Extracted records
+ + + + +

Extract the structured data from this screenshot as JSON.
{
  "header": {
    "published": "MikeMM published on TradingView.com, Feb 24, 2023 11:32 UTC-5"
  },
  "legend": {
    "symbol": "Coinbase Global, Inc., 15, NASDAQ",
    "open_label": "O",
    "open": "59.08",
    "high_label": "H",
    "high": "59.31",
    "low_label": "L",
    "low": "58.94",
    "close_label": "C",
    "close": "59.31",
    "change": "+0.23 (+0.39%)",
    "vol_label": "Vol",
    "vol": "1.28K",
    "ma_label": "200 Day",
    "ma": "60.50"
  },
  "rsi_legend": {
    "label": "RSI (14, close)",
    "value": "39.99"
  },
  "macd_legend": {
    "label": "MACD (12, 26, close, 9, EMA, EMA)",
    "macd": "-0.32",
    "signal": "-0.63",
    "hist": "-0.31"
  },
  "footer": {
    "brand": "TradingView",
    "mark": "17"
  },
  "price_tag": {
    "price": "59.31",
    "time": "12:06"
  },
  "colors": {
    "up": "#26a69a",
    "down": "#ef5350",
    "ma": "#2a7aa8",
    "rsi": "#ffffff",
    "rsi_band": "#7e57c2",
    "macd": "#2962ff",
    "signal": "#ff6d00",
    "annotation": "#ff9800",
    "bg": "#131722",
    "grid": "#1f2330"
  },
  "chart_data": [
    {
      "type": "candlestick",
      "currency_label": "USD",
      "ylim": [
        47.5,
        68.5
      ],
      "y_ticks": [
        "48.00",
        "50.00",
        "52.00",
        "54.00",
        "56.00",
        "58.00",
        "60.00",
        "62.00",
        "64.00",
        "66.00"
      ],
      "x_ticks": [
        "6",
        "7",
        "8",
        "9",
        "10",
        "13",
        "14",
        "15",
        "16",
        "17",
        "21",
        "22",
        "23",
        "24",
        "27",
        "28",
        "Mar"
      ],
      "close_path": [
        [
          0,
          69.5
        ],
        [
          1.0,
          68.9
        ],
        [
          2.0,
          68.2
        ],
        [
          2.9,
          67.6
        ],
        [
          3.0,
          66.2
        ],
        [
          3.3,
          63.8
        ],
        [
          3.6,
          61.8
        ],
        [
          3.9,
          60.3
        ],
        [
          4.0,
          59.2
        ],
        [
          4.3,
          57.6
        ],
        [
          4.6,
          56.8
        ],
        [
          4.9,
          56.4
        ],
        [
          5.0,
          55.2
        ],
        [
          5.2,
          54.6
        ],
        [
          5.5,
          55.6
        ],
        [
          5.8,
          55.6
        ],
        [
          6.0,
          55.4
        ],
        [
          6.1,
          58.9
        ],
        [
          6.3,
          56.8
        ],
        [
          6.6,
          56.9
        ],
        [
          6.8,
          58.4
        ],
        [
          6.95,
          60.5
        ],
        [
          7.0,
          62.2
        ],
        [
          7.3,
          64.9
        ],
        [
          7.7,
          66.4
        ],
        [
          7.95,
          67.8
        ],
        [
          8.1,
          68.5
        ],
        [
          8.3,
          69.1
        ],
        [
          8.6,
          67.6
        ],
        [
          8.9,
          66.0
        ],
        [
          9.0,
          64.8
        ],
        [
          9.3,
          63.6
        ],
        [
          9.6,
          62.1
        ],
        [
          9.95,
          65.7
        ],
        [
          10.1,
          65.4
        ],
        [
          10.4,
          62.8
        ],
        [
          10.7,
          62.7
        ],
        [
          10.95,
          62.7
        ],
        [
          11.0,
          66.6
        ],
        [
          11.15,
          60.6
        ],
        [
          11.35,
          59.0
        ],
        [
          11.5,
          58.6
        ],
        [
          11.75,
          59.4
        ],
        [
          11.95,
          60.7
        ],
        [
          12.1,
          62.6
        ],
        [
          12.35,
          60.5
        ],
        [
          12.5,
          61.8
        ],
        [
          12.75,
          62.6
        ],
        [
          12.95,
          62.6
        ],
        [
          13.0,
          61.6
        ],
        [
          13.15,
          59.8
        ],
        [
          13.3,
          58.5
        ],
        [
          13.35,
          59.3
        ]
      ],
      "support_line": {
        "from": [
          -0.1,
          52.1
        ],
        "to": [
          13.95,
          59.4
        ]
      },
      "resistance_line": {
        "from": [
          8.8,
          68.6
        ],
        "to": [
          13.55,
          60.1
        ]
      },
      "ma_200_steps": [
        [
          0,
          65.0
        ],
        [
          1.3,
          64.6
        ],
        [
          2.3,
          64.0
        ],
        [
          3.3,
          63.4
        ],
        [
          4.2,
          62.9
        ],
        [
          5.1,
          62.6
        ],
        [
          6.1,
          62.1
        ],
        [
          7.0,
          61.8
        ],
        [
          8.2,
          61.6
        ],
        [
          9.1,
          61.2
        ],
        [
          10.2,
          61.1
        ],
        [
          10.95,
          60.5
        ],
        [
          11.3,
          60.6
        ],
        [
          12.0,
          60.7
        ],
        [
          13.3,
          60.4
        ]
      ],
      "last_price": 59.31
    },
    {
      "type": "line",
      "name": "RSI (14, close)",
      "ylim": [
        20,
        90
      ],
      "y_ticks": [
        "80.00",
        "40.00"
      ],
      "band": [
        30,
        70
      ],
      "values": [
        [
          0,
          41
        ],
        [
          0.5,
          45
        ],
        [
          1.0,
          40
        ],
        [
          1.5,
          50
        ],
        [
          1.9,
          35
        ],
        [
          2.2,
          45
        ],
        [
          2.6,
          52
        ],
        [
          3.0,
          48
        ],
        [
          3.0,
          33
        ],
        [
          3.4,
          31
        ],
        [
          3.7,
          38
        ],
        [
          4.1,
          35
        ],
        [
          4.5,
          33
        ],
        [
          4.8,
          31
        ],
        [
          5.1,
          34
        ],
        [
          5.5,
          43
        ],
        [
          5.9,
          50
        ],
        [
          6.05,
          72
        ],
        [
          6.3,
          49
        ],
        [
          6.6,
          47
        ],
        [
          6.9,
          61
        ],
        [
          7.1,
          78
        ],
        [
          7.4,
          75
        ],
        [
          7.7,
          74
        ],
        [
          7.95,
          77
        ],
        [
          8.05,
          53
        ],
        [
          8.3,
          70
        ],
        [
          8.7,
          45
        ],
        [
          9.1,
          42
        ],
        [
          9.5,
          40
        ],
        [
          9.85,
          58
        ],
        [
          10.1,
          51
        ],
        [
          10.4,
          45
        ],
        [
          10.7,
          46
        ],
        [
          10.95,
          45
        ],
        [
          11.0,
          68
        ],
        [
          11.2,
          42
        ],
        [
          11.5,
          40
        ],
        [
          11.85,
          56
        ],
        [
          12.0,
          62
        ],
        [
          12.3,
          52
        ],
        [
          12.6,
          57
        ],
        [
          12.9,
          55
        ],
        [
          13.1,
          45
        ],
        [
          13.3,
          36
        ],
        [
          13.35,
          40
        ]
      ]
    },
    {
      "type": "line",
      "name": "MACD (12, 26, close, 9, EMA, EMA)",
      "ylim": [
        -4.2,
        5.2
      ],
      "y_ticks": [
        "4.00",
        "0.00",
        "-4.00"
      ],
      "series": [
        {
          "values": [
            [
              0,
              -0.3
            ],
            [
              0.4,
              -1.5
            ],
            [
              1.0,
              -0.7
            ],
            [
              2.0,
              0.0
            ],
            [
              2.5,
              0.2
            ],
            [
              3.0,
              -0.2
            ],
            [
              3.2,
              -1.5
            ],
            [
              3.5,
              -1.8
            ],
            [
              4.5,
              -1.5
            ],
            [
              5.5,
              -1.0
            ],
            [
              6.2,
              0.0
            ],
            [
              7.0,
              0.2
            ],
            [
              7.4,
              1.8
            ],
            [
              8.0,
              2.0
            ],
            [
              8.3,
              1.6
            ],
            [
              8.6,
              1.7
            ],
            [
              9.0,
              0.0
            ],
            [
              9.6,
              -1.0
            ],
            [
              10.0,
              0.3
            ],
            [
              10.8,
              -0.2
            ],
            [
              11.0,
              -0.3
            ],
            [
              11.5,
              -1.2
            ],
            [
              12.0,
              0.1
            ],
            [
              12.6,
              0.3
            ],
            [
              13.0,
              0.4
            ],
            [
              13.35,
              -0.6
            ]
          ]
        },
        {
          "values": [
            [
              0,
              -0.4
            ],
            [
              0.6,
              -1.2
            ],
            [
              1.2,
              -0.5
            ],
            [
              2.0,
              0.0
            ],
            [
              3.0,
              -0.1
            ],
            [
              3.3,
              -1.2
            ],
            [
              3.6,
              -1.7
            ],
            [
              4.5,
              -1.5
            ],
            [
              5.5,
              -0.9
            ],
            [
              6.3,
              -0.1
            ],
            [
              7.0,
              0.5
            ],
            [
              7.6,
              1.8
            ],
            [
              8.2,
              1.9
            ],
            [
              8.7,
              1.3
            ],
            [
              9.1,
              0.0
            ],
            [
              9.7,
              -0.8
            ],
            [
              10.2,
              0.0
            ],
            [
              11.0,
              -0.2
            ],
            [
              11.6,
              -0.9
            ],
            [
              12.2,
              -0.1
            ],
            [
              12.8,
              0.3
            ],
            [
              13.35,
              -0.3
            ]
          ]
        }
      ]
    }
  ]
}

+ + + + +

*Given exercise*. Using the material above, report each line where "TradingView" occurs.

*Task output*.
    "published": "MikeMM published on TradingView.com, Feb 24, 2023 11:32 UTC-5"
    "brand": "TradingView",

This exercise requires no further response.